▸ **What is needed**
Resume the passage on MongoDB Atlas and Okteto below, picking up right after its final sentence.

▸ **Passage**
----------------

What Is MongoDB Atlas

MongoDB Atlas is a cloud database service that allows teams to deploy and manage MongoDB databases with ease. Its streamlined experience simplifies application building by providing data distribution and mobility across AWS, Azure, and Google Cloud. The service has built-in automation for resource and workload optimization and features like automatic scaling, backup and recovery, and a robust security model, ensuring that data is always safe and available.

Many teams are already using MongoDB Atlas to build modern applications. But the question is if you're using MongoDB in cloud production platforms, why not leverage it during cloud-native app development as well?

What Does Okteto Do

Okteto is a platform for modern development experience automation. Platform and Development Experience teams define, control, and govern modern development experience and environments. One of the features we offer is provisioning and de-provisioning full stack Kubernetes dev environments that are exactly like production. At Okteto, we've always believed in providing developers with a realistic development environment that's set up instantly and has everything they need for modern app development.

This means that if your microservices are dependent on a cloud database service like MongoDB Atlas, you should be able to work with it during development and testing as well. As part of this philosophy, we recently launched a new feature to our platform: Okteto External Resources. This feature makes working with any resources and cloud service outside of the running Kubernetes development cluster during development a breeze.

Read our blog announcing the release of Okteto External Resources here.

----------------

▸ **Items from a dataset**
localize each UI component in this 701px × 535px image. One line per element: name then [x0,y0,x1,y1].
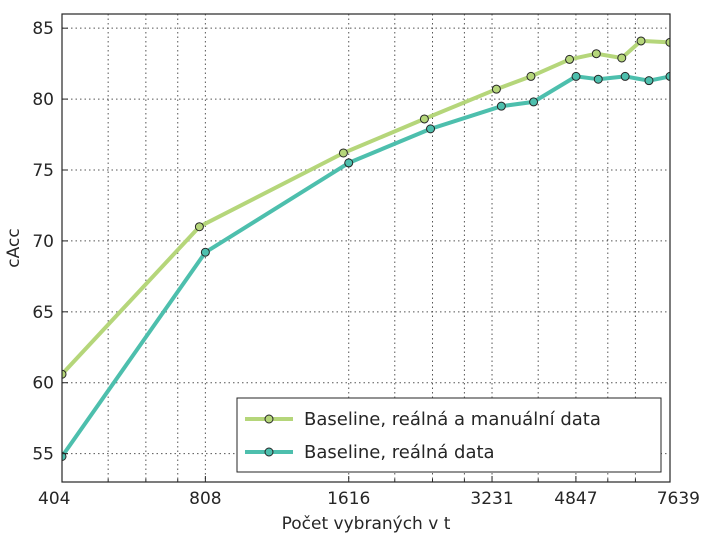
y-tick-label: 80 [32,90,54,110]
x-tick-label: 7639 [657,489,700,509]
data-point [426,124,436,134]
data-point [338,148,348,158]
legend-label: Baseline, reálná data [304,442,495,463]
data-point [529,97,539,107]
y-tick-label: 60 [32,374,54,394]
data-point [620,71,630,81]
legend-swatch-marker [264,414,274,424]
data-point [571,71,581,81]
x-tick-label: 4847 [554,489,597,509]
data-point [496,101,506,111]
x-axis-label: Počet vybraných v t [282,514,451,534]
legend-swatch-marker [264,447,274,457]
y-tick-label: 70 [32,232,54,252]
y-tick-label: 75 [32,161,54,181]
data-point [62,451,67,461]
data-point [491,84,501,94]
x-tick-label: 1616 [327,489,370,509]
series-lines [62,36,670,461]
data-point [593,74,603,84]
x-tick-label: 3231 [470,489,513,509]
x-tick-label: 808 [189,489,221,509]
y-tick-label: 65 [32,303,54,323]
x-tick-label: 404 [38,489,70,509]
data-point [665,37,670,47]
data-point [636,36,646,46]
data-point [344,158,354,168]
data-point [617,53,627,63]
data-point [526,71,536,81]
data-point [194,222,204,232]
legend-box [236,397,662,473]
plot-area-frame [61,13,671,483]
data-point [419,114,429,124]
data-point [591,49,601,59]
data-point [62,369,67,379]
axis-ticks: 404 808 1616 3231 4847 7639 55 60 65 70 75 80 85 [32,19,700,509]
legend: Baseline, reálná a manuální data Baseline… [236,397,662,473]
y-axis-label: cAcc [4,228,24,267]
y-tick-label: 85 [32,19,54,39]
data-point [644,76,654,86]
y-tick-label: 55 [32,445,54,465]
legend-label: Baseline, reálná a manuální data [304,409,601,430]
data-point [200,247,210,257]
data-point [565,54,575,64]
data-point [665,71,670,81]
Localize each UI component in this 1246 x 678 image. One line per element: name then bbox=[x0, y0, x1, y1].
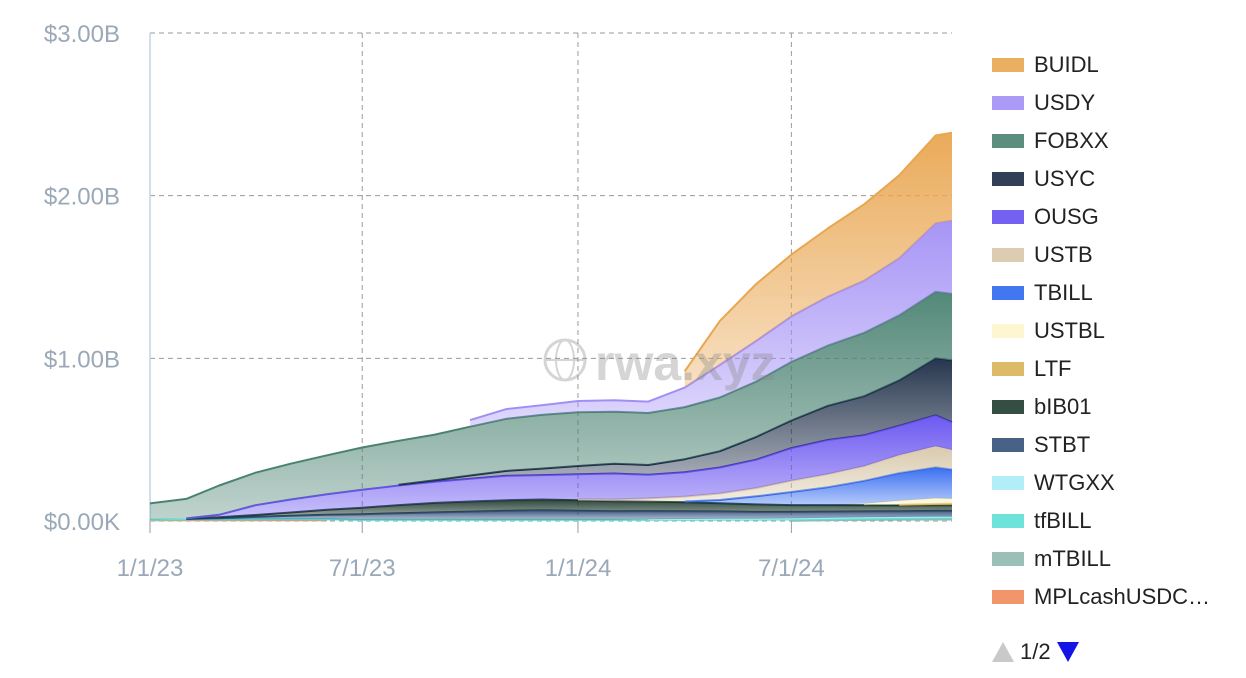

----------------

▸ **Response**
Using MongoDB Atlas With Okteto During Development

If your microservices based application relies on a MongoDB Atlas, it's important to make this service available to developers with their Kubernetes development environment to execute a full production like stack. However, platform and DevX teams often struggle with implementing this in an efficient and effective way. They often end up writing hacky bash scripts for spinning up and down the cloud database service, which developers are then left to make work and debug. With Okteto, microservices deployed in Kubernetes can access MongoDB Atlas as the production cloud service and manage all your data workloads during dev and test. Then the developer experience is extended for offering easier management and better metrics for the data part of your application.

Using MongoDB Atlas with Okteto governed Kubernetes development environments provides even more benefits to the development experience:

  • It allows developers to work with realistic production data during development by easily cloning databases. This is difficult to replicate when working locally with a non-cloud-based database.
  • It simplifies the management and sharing of databases between developers. With MongoDB Atlas and Okteto, you can easily and securely share access to different databases during development according to your needs.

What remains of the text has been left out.